— Brief —
Find each line containing the string "nhân". Copy it.

━━ Material supplied

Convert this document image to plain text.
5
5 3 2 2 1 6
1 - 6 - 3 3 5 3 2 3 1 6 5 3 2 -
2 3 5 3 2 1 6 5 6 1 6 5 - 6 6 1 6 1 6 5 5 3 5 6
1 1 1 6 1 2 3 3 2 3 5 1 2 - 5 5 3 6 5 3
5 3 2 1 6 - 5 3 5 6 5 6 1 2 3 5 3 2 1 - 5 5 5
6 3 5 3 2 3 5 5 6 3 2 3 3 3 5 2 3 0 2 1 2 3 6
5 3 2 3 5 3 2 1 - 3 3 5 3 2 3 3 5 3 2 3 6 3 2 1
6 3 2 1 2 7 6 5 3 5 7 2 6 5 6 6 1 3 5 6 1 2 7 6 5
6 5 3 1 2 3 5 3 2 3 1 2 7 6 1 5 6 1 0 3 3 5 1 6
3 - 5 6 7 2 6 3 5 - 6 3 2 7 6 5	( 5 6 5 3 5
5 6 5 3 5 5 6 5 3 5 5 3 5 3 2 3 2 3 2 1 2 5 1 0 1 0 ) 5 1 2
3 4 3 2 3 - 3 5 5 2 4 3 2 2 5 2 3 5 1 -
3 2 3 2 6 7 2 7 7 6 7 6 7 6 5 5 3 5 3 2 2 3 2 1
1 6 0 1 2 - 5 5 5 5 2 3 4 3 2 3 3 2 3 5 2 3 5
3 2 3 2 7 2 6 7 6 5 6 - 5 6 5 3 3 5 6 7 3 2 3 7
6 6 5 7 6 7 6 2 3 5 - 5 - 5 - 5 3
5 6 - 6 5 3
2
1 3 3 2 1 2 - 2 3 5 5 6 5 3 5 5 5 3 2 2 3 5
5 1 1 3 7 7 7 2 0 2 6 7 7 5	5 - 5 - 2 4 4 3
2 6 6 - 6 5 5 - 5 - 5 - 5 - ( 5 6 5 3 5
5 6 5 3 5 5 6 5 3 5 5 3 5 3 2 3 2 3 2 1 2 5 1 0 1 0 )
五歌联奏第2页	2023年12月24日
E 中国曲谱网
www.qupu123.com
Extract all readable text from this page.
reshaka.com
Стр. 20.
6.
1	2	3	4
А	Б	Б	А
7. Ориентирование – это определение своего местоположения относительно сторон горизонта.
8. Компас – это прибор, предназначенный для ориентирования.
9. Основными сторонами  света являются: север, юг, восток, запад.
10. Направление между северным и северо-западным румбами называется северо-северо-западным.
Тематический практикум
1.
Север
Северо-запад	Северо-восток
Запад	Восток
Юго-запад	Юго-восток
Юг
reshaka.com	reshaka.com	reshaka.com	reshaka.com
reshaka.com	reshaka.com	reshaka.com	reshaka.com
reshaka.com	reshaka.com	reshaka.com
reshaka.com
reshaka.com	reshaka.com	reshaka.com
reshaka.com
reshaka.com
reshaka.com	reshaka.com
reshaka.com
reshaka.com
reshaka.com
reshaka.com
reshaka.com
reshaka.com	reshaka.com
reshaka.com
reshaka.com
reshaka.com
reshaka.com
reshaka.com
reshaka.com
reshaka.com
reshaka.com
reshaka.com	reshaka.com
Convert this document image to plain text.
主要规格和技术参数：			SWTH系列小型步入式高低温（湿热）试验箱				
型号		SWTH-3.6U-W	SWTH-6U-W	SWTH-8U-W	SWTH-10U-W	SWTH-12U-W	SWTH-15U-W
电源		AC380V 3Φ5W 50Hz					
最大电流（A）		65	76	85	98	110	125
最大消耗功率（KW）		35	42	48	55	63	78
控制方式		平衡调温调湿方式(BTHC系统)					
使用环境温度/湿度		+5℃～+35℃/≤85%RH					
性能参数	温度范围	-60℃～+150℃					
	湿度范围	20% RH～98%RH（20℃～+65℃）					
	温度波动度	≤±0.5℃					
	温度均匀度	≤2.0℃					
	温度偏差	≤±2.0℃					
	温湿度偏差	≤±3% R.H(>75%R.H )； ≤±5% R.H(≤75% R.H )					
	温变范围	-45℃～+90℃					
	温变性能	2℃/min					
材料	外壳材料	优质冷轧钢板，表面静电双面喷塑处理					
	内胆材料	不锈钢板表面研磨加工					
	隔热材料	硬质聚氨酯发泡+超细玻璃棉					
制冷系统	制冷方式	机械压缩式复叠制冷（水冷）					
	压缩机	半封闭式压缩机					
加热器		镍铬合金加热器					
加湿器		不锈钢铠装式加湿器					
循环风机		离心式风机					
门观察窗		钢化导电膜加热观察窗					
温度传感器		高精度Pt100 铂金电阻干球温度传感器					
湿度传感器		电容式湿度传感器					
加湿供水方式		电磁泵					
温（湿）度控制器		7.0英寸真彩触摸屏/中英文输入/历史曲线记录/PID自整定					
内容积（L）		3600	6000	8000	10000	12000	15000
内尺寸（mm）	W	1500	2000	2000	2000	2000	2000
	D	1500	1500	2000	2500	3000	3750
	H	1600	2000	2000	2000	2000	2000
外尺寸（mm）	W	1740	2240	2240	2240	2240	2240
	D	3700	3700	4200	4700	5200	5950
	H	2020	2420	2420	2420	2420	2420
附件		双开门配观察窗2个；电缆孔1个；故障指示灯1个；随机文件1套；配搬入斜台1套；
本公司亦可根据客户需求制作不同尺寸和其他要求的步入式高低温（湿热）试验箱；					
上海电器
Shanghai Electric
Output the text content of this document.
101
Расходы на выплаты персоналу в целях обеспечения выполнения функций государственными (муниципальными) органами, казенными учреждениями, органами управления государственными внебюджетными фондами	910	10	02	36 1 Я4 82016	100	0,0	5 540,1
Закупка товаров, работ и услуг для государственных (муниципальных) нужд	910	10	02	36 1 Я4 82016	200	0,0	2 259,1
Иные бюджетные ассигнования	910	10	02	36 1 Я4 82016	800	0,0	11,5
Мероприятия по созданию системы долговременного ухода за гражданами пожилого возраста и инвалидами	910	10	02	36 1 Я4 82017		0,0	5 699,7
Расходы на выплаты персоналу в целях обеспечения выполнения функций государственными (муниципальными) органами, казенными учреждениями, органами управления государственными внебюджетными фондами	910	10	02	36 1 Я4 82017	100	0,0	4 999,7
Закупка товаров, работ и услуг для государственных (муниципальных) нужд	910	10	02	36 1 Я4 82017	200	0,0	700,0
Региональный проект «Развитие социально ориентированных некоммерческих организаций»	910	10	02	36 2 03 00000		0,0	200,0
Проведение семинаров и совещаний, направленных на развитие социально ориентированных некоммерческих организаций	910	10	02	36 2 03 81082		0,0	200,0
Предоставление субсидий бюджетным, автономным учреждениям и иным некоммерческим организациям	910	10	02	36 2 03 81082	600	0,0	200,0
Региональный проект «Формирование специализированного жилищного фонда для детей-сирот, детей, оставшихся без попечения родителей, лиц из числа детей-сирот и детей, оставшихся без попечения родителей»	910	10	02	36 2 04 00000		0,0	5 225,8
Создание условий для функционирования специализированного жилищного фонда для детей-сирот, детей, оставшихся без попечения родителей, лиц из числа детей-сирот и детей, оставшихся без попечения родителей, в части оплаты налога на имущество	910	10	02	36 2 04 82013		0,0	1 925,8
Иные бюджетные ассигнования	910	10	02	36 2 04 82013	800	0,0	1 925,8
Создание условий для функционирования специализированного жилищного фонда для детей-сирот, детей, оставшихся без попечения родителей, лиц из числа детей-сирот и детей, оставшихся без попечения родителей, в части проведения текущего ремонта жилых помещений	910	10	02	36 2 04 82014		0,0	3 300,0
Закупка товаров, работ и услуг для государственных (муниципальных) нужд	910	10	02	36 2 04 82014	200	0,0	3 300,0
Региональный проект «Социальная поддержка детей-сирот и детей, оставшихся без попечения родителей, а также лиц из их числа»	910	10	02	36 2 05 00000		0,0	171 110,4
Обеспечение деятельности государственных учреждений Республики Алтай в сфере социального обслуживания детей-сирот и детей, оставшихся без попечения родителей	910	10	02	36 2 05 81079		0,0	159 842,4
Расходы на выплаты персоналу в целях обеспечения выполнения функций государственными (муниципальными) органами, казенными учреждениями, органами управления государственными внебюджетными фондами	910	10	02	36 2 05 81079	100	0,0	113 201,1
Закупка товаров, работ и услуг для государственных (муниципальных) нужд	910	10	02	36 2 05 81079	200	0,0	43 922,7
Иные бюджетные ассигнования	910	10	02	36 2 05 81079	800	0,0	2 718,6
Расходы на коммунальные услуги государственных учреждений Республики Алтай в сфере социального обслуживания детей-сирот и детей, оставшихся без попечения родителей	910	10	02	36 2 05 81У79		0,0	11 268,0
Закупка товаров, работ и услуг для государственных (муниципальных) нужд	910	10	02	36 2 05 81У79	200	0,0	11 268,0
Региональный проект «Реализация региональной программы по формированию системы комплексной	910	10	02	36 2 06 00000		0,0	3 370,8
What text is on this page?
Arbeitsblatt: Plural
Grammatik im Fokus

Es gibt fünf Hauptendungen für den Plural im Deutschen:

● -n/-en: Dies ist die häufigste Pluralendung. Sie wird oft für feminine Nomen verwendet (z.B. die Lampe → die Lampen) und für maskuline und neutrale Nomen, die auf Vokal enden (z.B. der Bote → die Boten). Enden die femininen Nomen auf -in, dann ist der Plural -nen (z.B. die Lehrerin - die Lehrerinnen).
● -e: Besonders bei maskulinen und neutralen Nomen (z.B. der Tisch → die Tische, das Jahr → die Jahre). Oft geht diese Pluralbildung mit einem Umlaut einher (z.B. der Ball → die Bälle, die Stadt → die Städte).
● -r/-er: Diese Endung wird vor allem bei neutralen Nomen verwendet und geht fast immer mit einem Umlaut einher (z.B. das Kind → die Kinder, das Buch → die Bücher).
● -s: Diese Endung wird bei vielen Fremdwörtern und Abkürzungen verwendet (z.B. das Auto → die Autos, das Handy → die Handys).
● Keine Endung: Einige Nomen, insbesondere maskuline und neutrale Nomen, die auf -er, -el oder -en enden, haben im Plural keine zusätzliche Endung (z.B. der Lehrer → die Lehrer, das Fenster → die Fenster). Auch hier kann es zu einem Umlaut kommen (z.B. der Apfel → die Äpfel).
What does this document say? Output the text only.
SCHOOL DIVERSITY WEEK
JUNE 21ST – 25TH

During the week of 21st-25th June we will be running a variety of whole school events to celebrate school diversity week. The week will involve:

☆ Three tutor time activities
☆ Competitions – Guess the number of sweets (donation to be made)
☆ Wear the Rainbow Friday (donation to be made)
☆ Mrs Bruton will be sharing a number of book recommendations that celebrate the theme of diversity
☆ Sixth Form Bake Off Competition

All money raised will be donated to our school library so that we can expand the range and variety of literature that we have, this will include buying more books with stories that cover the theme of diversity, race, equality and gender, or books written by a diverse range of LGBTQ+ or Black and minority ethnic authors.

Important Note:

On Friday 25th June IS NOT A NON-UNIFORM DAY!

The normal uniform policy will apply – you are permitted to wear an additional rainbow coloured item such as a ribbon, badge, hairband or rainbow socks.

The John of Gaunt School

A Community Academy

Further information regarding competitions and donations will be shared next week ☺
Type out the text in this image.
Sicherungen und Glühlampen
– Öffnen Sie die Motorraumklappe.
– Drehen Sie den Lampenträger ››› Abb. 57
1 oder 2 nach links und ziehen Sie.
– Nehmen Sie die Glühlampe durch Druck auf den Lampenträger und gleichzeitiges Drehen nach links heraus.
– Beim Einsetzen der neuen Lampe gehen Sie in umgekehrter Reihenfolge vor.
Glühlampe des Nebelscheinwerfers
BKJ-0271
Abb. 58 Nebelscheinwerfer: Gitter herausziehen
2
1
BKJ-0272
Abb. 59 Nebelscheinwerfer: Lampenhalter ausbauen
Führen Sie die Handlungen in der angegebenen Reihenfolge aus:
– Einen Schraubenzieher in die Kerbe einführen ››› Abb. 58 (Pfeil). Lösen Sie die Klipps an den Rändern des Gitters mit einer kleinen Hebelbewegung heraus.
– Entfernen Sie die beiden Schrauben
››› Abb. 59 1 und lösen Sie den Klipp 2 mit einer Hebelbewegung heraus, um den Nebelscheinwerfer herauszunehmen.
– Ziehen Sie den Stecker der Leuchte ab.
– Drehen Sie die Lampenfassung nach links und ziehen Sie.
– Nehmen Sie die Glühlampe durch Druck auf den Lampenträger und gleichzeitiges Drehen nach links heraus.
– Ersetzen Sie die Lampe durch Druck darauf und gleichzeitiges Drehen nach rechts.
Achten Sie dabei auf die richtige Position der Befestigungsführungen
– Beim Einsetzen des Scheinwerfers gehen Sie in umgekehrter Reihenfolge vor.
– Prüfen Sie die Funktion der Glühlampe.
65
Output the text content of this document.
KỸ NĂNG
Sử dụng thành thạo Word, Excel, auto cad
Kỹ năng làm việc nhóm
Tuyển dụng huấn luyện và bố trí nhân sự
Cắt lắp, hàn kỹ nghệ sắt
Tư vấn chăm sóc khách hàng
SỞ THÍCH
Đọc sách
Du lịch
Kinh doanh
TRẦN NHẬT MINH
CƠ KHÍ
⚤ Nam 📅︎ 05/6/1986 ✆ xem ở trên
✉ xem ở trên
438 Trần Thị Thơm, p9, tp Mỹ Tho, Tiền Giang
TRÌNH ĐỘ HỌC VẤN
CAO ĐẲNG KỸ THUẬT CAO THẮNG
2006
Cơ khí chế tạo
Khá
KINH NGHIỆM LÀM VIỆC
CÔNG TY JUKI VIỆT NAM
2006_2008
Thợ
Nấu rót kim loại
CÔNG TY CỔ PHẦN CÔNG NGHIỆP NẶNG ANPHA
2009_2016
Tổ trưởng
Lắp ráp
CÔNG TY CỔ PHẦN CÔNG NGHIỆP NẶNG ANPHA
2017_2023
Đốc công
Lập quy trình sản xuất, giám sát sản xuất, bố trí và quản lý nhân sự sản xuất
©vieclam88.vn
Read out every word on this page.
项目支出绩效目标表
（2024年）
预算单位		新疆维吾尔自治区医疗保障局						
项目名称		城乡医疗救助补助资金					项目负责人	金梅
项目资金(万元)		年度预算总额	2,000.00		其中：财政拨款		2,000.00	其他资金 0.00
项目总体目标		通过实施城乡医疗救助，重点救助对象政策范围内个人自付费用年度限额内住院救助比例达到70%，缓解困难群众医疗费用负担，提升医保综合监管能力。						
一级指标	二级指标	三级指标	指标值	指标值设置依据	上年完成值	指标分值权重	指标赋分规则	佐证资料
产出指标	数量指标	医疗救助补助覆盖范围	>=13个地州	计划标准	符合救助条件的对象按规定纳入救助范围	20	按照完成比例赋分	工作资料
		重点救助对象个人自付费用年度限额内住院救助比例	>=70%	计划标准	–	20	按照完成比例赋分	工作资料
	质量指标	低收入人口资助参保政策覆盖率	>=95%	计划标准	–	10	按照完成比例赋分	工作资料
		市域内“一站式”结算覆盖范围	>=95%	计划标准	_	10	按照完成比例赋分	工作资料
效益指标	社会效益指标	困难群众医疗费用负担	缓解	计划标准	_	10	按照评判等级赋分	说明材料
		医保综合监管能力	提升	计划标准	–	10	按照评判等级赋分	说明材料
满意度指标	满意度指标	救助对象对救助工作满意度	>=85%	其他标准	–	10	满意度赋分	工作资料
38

━━━━

— Response to this task —
Tuyển dụng huấn luyện và bố trí nhân sự
Lập quy trình sản xuất, giám sát sản xuất, bố trí và quản lý nhân sự sản xuất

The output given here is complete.